Set problem.
Will you output all of the data below exactly, omitting the images?

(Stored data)
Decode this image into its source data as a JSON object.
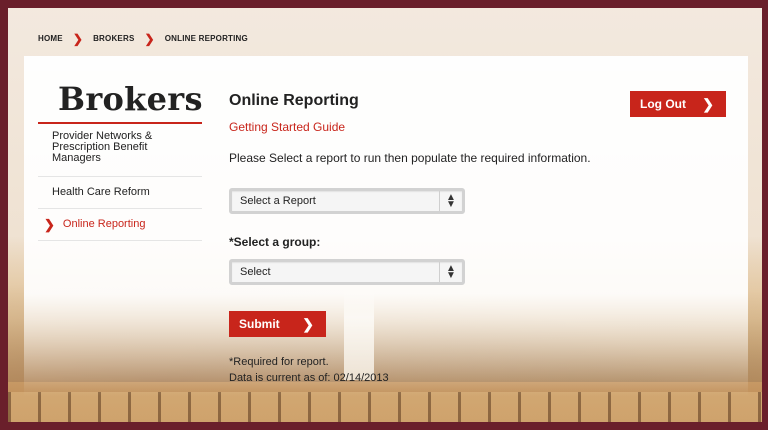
{
  "breadcrumb": {
    "items": [
      "HOME",
      "BROKERS",
      "ONLINE REPORTING"
    ]
  },
  "sidebar": {
    "title": "Brokers",
    "items": [
      {
        "label": "Provider Networks & Prescription Benefit Managers"
      },
      {
        "label": "Health Care Reform"
      },
      {
        "label": "Online Reporting",
        "active": true
      }
    ]
  },
  "main": {
    "title": "Online Reporting",
    "guide_link": "Getting Started Guide",
    "description": "Please Select a report to run then populate the required information.",
    "report_select": {
      "selected": "Select a Report"
    },
    "group_label": "*Select a group:",
    "group_select": {
      "selected": "Select"
    },
    "submit_label": "Submit",
    "required_note": "*Required for report.",
    "data_current": "Data is current as of: 02/14/2013"
  },
  "header": {
    "logout_label": "Log Out"
  },
  "colors": {
    "accent": "#c8251b",
    "frame": "#6a1f2b",
    "text": "#222222"
  },
  "icons": {
    "breadcrumb_separator": "chevron-right-icon",
    "button_chevron": "chevron-right-icon",
    "select_arrows": "select-updown-icon"
  }
}
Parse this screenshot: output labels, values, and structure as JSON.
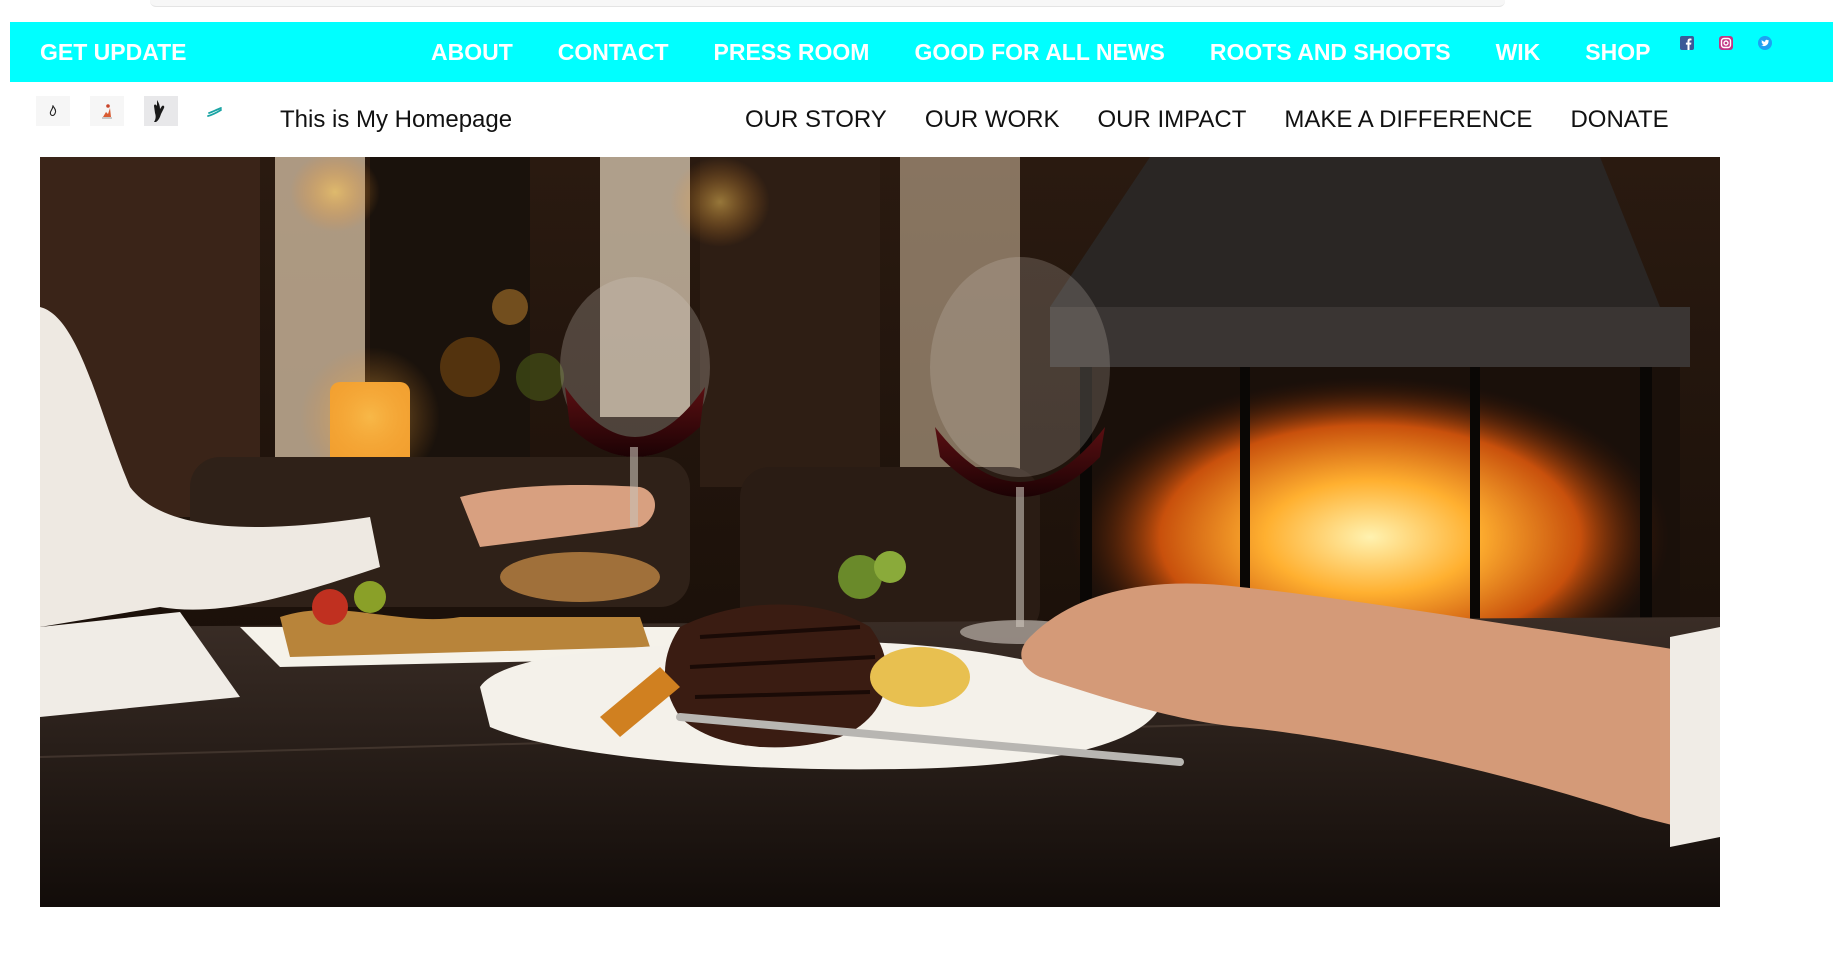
{
  "top_bar": {
    "get_update": "GET UPDATE",
    "nav": [
      "ABOUT",
      "CONTACT",
      "PRESS ROOM",
      "GOOD FOR ALL NEWS",
      "ROOTS AND SHOOTS",
      "WIK",
      "SHOP"
    ],
    "social_icons": [
      "facebook-icon",
      "instagram-icon",
      "twitter-icon"
    ],
    "accent_color": "#00ffff"
  },
  "sub_bar": {
    "thumbnails": [
      "flame-logo-icon",
      "figure-logo-icon",
      "hand-logo-icon",
      "swoosh-logo-icon"
    ],
    "title": "This is My Homepage",
    "nav": [
      "OUR STORY",
      "OUR WORK",
      "OUR IMPACT",
      "MAKE A DIFFERENCE",
      "DONATE"
    ]
  },
  "hero": {
    "image": "restaurant-dinner-photo"
  }
}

Task output.
Decode this image into its source data as a JSON object.
{
  "breadcrumb": {
    "items": [
      "HOME",
      "BROKERS",
      "ONLINE REPORTING"
    ]
  },
  "sidebar": {
    "title": "Brokers",
    "items": [
      {
        "label": "Provider Networks & Prescription Benefit Managers"
      },
      {
        "label": "Health Care Reform"
      },
      {
        "label": "Online Reporting",
        "active": true
      }
    ]
  },
  "main": {
    "title": "Online Reporting",
    "guide_link": "Getting Started Guide",
    "description": "Please Select a report to run then populate the required information.",
    "report_select": {
      "selected": "Select a Report"
    },
    "group_label": "*Select a group:",
    "group_select": {
      "selected": "Select"
    },
    "submit_label": "Submit",
    "required_note": "*Required for report.",
    "data_current": "Data is current as of: 02/14/2013"
  },
  "header": {
    "logout_label": "Log Out"
  },
  "colors": {
    "accent": "#c8251b",
    "frame": "#6a1f2b",
    "text": "#222222"
  },
  "icons": {
    "breadcrumb_separator": "chevron-right-icon",
    "button_chevron": "chevron-right-icon",
    "select_arrows": "select-updown-icon"
  }
}
Parse this screenshot: output labels, values, and structure as JSON.
{
  "top_bar": {
    "get_update": "GET UPDATE",
    "nav": [
      "ABOUT",
      "CONTACT",
      "PRESS ROOM",
      "GOOD FOR ALL NEWS",
      "ROOTS AND SHOOTS",
      "WIK",
      "SHOP"
    ],
    "social_icons": [
      "facebook-icon",
      "instagram-icon",
      "twitter-icon"
    ],
    "accent_color": "#00ffff"
  },
  "sub_bar": {
    "thumbnails": [
      "flame-logo-icon",
      "figure-logo-icon",
      "hand-logo-icon",
      "swoosh-logo-icon"
    ],
    "title": "This is My Homepage",
    "nav": [
      "OUR STORY",
      "OUR WORK",
      "OUR IMPACT",
      "MAKE A DIFFERENCE",
      "DONATE"
    ]
  },
  "hero": {
    "image": "restaurant-dinner-photo"
  }
}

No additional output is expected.